PROBLEM TO SOLVE
Gather all lines with the word "name" in them.
* Start *
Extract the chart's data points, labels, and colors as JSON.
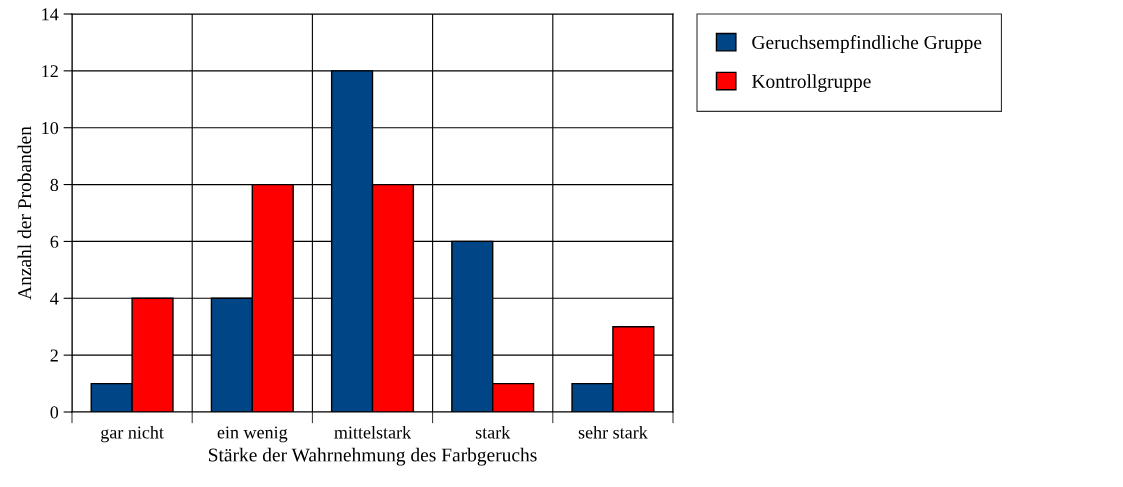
{
  "chart_data": {
    "type": "bar",
    "xlabel": "Stärke der Wahrnehmung des Farbgeruchs",
    "ylabel": "Anzahl der Probanden",
    "categories": [
      "gar nicht",
      "ein wenig",
      "mittelstark",
      "stark",
      "sehr stark"
    ],
    "series": [
      {
        "name": "Geruchsempfindliche Gruppe",
        "color": "#004586",
        "values": [
          1,
          4,
          12,
          6,
          1
        ]
      },
      {
        "name": "Kontrollgruppe",
        "color": "#ff0000",
        "values": [
          4,
          8,
          8,
          1,
          3
        ]
      }
    ],
    "ylim": [
      0,
      14
    ],
    "yticks": [
      0,
      2,
      4,
      6,
      8,
      10,
      12,
      14
    ],
    "grid": true,
    "legend": "top right"
  }
}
* End *
WRITTEN REPLY
        "name": "Geruchsempfindliche Gruppe",
        "name": "Kontrollgruppe",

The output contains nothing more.